## Set task
Print every line of the material below word for word, omitting the pictures.

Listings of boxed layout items
start
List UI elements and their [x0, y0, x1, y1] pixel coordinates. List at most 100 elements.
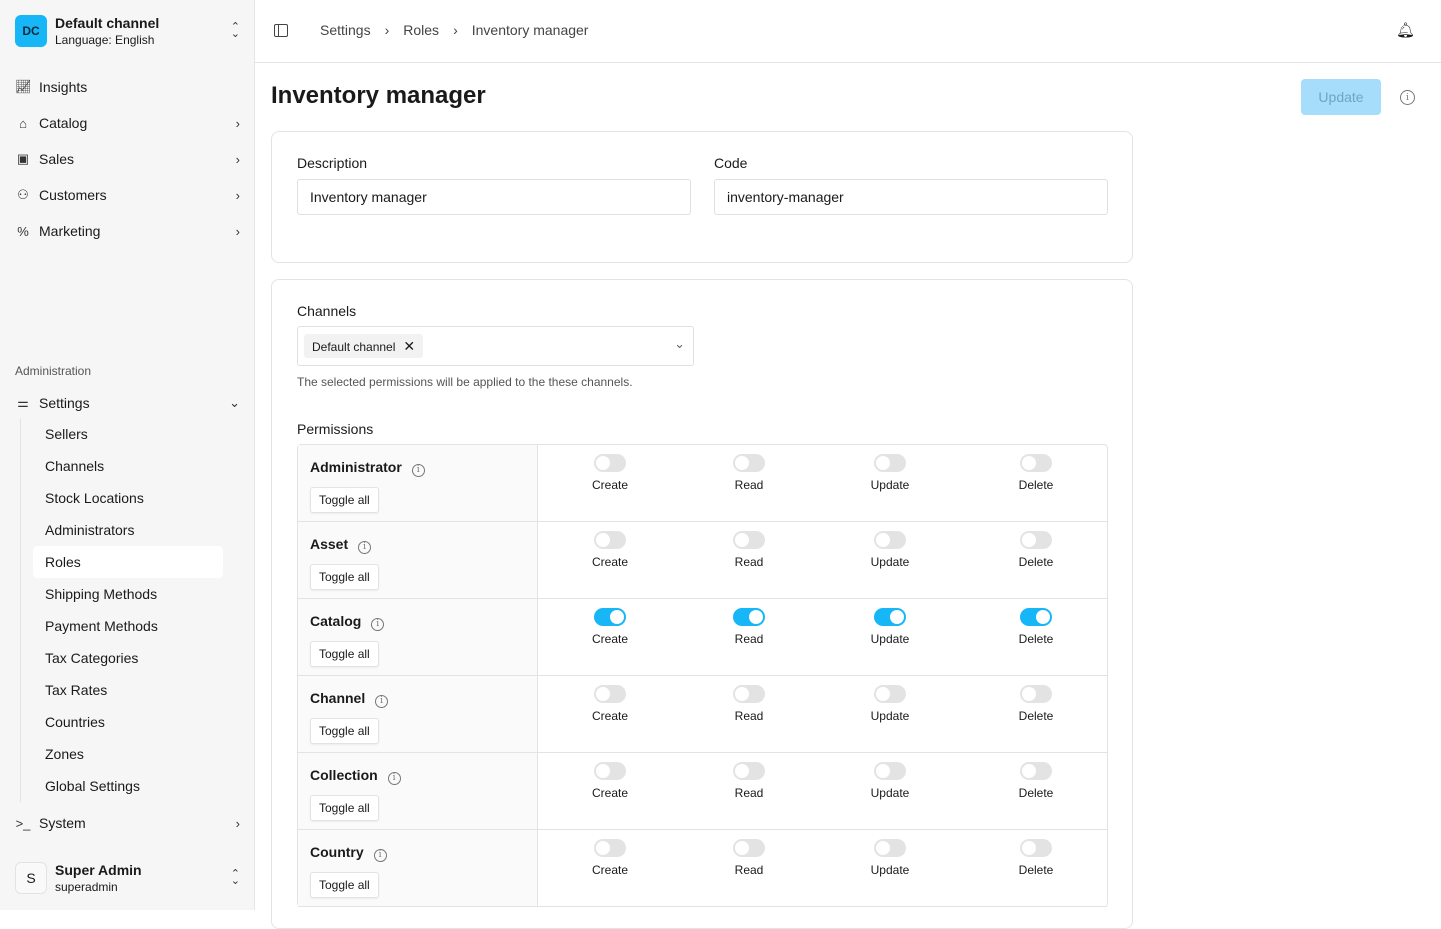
permission-read-toggle[interactable]: [733, 531, 765, 549]
chevrons-up-down-icon: ⌃ ⌄: [230, 868, 240, 887]
sidebar-item-insights[interactable]: 📈︎ Insights: [15, 73, 240, 101]
permission-read-toggle[interactable]: [733, 454, 765, 472]
toggle-label: Read: [734, 786, 764, 800]
permission-read-toggle[interactable]: [733, 608, 765, 626]
info-icon[interactable]: i: [387, 771, 401, 785]
permission-name: Country: [310, 844, 364, 860]
sidebar-subitem-roles[interactable]: Roles: [33, 546, 223, 578]
permission-update-toggle[interactable]: [874, 531, 906, 549]
toggle-all-button[interactable]: Toggle all: [310, 871, 379, 898]
info-icon[interactable]: i: [371, 617, 385, 631]
section-heading: Administration: [15, 364, 92, 378]
description-input[interactable]: Inventory manager: [297, 179, 691, 215]
sidebar-item-sales[interactable]: ▣ Sales ›: [15, 145, 240, 173]
info-icon[interactable]: i: [373, 848, 387, 862]
sidebar-toggle-icon[interactable]: [274, 24, 288, 37]
permission-delete-toggle[interactable]: [1020, 685, 1052, 703]
bell-icon[interactable]: 🔔︎: [1395, 22, 1415, 39]
toggle-all-button[interactable]: Toggle all: [310, 794, 379, 821]
close-icon[interactable]: ✕: [403, 338, 416, 354]
toggle-label: Create: [591, 632, 629, 646]
sidebar-item-settings[interactable]: ⚌ Settings ⌄: [15, 389, 240, 417]
toggle-all-button[interactable]: Toggle all: [310, 563, 379, 590]
info-icon[interactable]: i: [411, 463, 425, 477]
terminal-icon: >_: [15, 815, 31, 831]
sidebar-item-catalog[interactable]: ⌂ Catalog ›: [15, 109, 240, 137]
permission-read-toggle[interactable]: [733, 839, 765, 857]
permission-name: Channel: [310, 690, 366, 706]
permission-cell: Read: [699, 839, 799, 877]
permissions-card: Channels Default channel ✕ ⌄ The selected…: [271, 279, 1133, 929]
permission-delete-toggle[interactable]: [1020, 762, 1052, 780]
sidebar-item-system[interactable]: >_ System ›: [15, 809, 240, 837]
permission-create-toggle[interactable]: [594, 685, 626, 703]
sidebar-subitem-zones[interactable]: Zones: [45, 746, 84, 762]
permission-create-toggle[interactable]: [594, 608, 626, 626]
permission-cell: Read: [699, 685, 799, 723]
permission-cell: Delete: [986, 531, 1086, 569]
sidebar-item-customers[interactable]: ⚇ Customers ›: [15, 181, 240, 209]
permission-cell: Read: [699, 454, 799, 492]
permission-update-toggle[interactable]: [874, 839, 906, 857]
permission-row: Catalog i Toggle all Create Read Update Delet…: [298, 599, 1107, 676]
chevron-right-icon: ›: [235, 187, 240, 203]
permission-delete-toggle[interactable]: [1020, 531, 1052, 549]
sidebar-subitem-tax-rates[interactable]: Tax Rates: [45, 682, 108, 698]
chip-label: Default channel: [312, 340, 396, 354]
info-icon[interactable]: i: [1400, 90, 1415, 105]
permission-create-toggle[interactable]: [594, 454, 626, 472]
permission-create-toggle[interactable]: [594, 839, 626, 857]
channels-select[interactable]: Default channel ✕ ⌄: [297, 326, 694, 366]
permission-update-toggle[interactable]: [874, 685, 906, 703]
permission-cell: Create: [560, 762, 660, 800]
sliders-icon: ⚌: [17, 395, 29, 410]
chevron-right-icon: ›: [235, 815, 240, 831]
toggle-all-button[interactable]: Toggle all: [310, 486, 379, 513]
permission-update-toggle[interactable]: [874, 762, 906, 780]
info-icon[interactable]: i: [375, 694, 389, 708]
permission-read-toggle[interactable]: [733, 685, 765, 703]
sidebar-subitem-shipping-methods[interactable]: Shipping Methods: [45, 586, 158, 602]
toggle-all-button[interactable]: Toggle all: [310, 640, 379, 667]
permission-create-toggle[interactable]: [594, 762, 626, 780]
sidebar-subitem-payment-methods[interactable]: Payment Methods: [45, 618, 158, 634]
permission-group: Asset i Toggle all: [298, 522, 538, 598]
info-icon[interactable]: i: [358, 540, 372, 554]
sidebar-subitem-administrators[interactable]: Administrators: [45, 522, 135, 538]
toggle-label: Read: [734, 478, 764, 492]
percent-icon: %: [17, 223, 29, 239]
permission-cell: Update: [840, 608, 940, 646]
sidebar-subitem-channels[interactable]: Channels: [45, 458, 105, 474]
permission-group: Catalog i Toggle all: [298, 599, 538, 675]
sidebar-subitem-global-settings[interactable]: Global Settings: [45, 778, 140, 794]
permission-delete-toggle[interactable]: [1020, 608, 1052, 626]
channel-switcher[interactable]: DC Default channel Language: English ⌃ ⌄: [15, 15, 240, 47]
sidebar-subitem-stock-locations[interactable]: Stock Locations: [45, 490, 144, 506]
sidebar-subitem-sellers[interactable]: Sellers: [45, 426, 88, 442]
sidebar-item-marketing[interactable]: % Marketing ›: [15, 217, 240, 245]
toggle-label: Delete: [1018, 478, 1054, 492]
permission-cell: Update: [840, 454, 940, 492]
permission-create-toggle[interactable]: [594, 531, 626, 549]
permission-group: Collection i Toggle all: [298, 753, 538, 829]
permission-update-toggle[interactable]: [874, 608, 906, 626]
update-button[interactable]: Update: [1301, 79, 1381, 115]
permission-delete-toggle[interactable]: [1020, 454, 1052, 472]
sidebar-subitem-tax-categories[interactable]: Tax Categories: [45, 650, 139, 666]
user-menu[interactable]: S Super Admin superadmin ⌃ ⌄: [15, 862, 240, 894]
permission-delete-toggle[interactable]: [1020, 839, 1052, 857]
breadcrumb-settings[interactable]: Settings: [320, 22, 371, 38]
permission-toggles: Create Read Update Delete: [538, 599, 1107, 675]
toggle-label: Read: [734, 863, 764, 877]
permission-cell: Update: [840, 685, 940, 723]
permission-update-toggle[interactable]: [874, 454, 906, 472]
topbar: Settings › Roles › Inventory manager 🔔︎: [255, 0, 1441, 63]
permission-cell: Read: [699, 531, 799, 569]
toggle-label: Create: [591, 478, 629, 492]
permission-read-toggle[interactable]: [733, 762, 765, 780]
sidebar-subitem-countries[interactable]: Countries: [45, 714, 105, 730]
breadcrumb-roles[interactable]: Roles: [403, 22, 440, 38]
nav-label: Catalog: [39, 115, 88, 131]
code-input[interactable]: inventory-manager: [714, 179, 1108, 215]
toggle-all-button[interactable]: Toggle all: [310, 717, 379, 744]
end
## Reply to the exercise
List UI elements and their [x0, y0, x1, y1] pixel coordinates. List at most 100 elements.
permission-read-toggle[interactable]: [733, 531, 765, 549]
chevrons-up-down-icon: ⌃ ⌄: [230, 868, 240, 887]
sidebar-item-insights[interactable]: 📈︎ Insights: [15, 73, 240, 101]
permission-read-toggle[interactable]: [733, 454, 765, 472]
toggle-label: Read: [734, 786, 764, 800]
permission-read-toggle[interactable]: [733, 608, 765, 626]
info-icon[interactable]: i: [387, 771, 401, 785]
permission-name: Country: [310, 844, 364, 860]
sidebar-subitem-roles[interactable]: Roles: [33, 546, 223, 578]
permission-update-toggle[interactable]: [874, 531, 906, 549]
toggle-all-button[interactable]: Toggle all: [310, 871, 379, 898]
info-icon[interactable]: i: [371, 617, 385, 631]
section-heading: Administration: [15, 364, 92, 378]
description-input[interactable]: Inventory manager: [297, 179, 691, 215]
sidebar-item-sales[interactable]: ▣ Sales ›: [15, 145, 240, 173]
info-icon[interactable]: i: [373, 848, 387, 862]
sidebar-toggle-icon[interactable]: [274, 24, 288, 37]
permission-delete-toggle[interactable]: [1020, 685, 1052, 703]
bell-icon[interactable]: 🔔︎: [1395, 22, 1415, 39]
toggle-all-button[interactable]: Toggle all: [310, 794, 379, 821]
close-icon[interactable]: ✕: [403, 338, 416, 354]
toggle-label: Create: [591, 632, 629, 646]
sidebar-item-settings[interactable]: ⚌ Settings ⌄: [15, 389, 240, 417]
toggle-all-button[interactable]: Toggle all: [310, 563, 379, 590]
info-icon[interactable]: i: [411, 463, 425, 477]
terminal-icon: >_: [15, 815, 31, 831]
sidebar-item-catalog[interactable]: ⌂ Catalog ›: [15, 109, 240, 137]
permission-read-toggle[interactable]: [733, 839, 765, 857]
permission-name: Channel: [310, 690, 366, 706]
permission-cell: Read: [699, 839, 799, 877]
permissions-card: Channels Default channel ✕ ⌄ The selected…: [271, 279, 1133, 929]
permission-delete-toggle[interactable]: [1020, 762, 1052, 780]
sidebar-item-system[interactable]: >_ System ›: [15, 809, 240, 837]
permission-create-toggle[interactable]: [594, 685, 626, 703]
sidebar-subitem-zones[interactable]: Zones: [45, 746, 84, 762]
permission-create-toggle[interactable]: [594, 608, 626, 626]
permission-cell: Read: [699, 685, 799, 723]
permission-cell: Delete: [986, 531, 1086, 569]
sidebar-item-customers[interactable]: ⚇ Customers ›: [15, 181, 240, 209]
permission-cell: Read: [699, 454, 799, 492]
permission-update-toggle[interactable]: [874, 839, 906, 857]
permission-row: Catalog i Toggle all Create Read Update Delet…: [298, 599, 1107, 676]
chevron-right-icon: ›: [235, 187, 240, 203]
permission-delete-toggle[interactable]: [1020, 531, 1052, 549]
sidebar-subitem-tax-rates[interactable]: Tax Rates: [45, 682, 108, 698]
chip-label: Default channel: [312, 340, 396, 354]
info-icon[interactable]: i: [1400, 90, 1415, 105]
permission-create-toggle[interactable]: [594, 454, 626, 472]
permission-create-toggle[interactable]: [594, 839, 626, 857]
channels-select[interactable]: Default channel ✕ ⌄: [297, 326, 694, 366]
permission-update-toggle[interactable]: [874, 685, 906, 703]
permission-cell: Create: [560, 762, 660, 800]
sliders-icon: ⚌: [17, 395, 29, 410]
chevron-right-icon: ›: [235, 815, 240, 831]
toggle-all-button[interactable]: Toggle all: [310, 486, 379, 513]
permission-update-toggle[interactable]: [874, 762, 906, 780]
info-icon[interactable]: i: [375, 694, 389, 708]
permission-read-toggle[interactable]: [733, 685, 765, 703]
sidebar-subitem-shipping-methods[interactable]: Shipping Methods: [45, 586, 158, 602]
toggle-all-button[interactable]: Toggle all: [310, 640, 379, 667]
permission-create-toggle[interactable]: [594, 762, 626, 780]
sidebar-subitem-payment-methods[interactable]: Payment Methods: [45, 618, 158, 634]
permission-group: Asset i Toggle all: [298, 522, 538, 598]
info-icon[interactable]: i: [358, 540, 372, 554]
sidebar-subitem-administrators[interactable]: Administrators: [45, 522, 135, 538]
toggle-label: Read: [734, 478, 764, 492]
percent-icon: %: [17, 223, 29, 239]
permission-cell: Update: [840, 608, 940, 646]
sidebar-subitem-channels[interactable]: Channels: [45, 458, 105, 474]
permission-group: Catalog i Toggle all: [298, 599, 538, 675]
sidebar-subitem-global-settings[interactable]: Global Settings: [45, 778, 140, 794]
permission-delete-toggle[interactable]: [1020, 608, 1052, 626]
channel-switcher[interactable]: DC Default channel Language: English ⌃ ⌄: [15, 15, 240, 47]
sidebar-subitem-stock-locations[interactable]: Stock Locations: [45, 490, 144, 506]
sidebar-subitem-sellers[interactable]: Sellers: [45, 426, 88, 442]
sidebar-item-marketing[interactable]: % Marketing ›: [15, 217, 240, 245]
toggle-label: Delete: [1018, 478, 1054, 492]
permission-cell: Update: [840, 454, 940, 492]
permission-create-toggle[interactable]: [594, 531, 626, 549]
permission-group: Collection i Toggle all: [298, 753, 538, 829]
permission-update-toggle[interactable]: [874, 608, 906, 626]
update-button[interactable]: Update: [1301, 79, 1381, 115]
permission-delete-toggle[interactable]: [1020, 454, 1052, 472]
sidebar-subitem-tax-categories[interactable]: Tax Categories: [45, 650, 139, 666]
user-menu[interactable]: S Super Admin superadmin ⌃ ⌄: [15, 862, 240, 894]
permission-delete-toggle[interactable]: [1020, 839, 1052, 857]
breadcrumb-settings[interactable]: Settings: [320, 22, 371, 38]
permission-toggles: Create Read Update Delete: [538, 599, 1107, 675]
toggle-label: Read: [734, 863, 764, 877]
permission-cell: Update: [840, 685, 940, 723]
permission-update-toggle[interactable]: [874, 454, 906, 472]
topbar: Settings › Roles › Inventory manager 🔔︎: [255, 0, 1441, 63]
permission-cell: Read: [699, 531, 799, 569]
toggle-label: Create: [591, 478, 629, 492]
permission-read-toggle[interactable]: [733, 762, 765, 780]
sidebar-subitem-countries[interactable]: Countries: [45, 714, 105, 730]
breadcrumb-roles[interactable]: Roles: [403, 22, 440, 38]
nav-label: Catalog: [39, 115, 88, 131]
code-input[interactable]: inventory-manager: [714, 179, 1108, 215]
toggle-all-button[interactable]: Toggle all: [310, 717, 379, 744]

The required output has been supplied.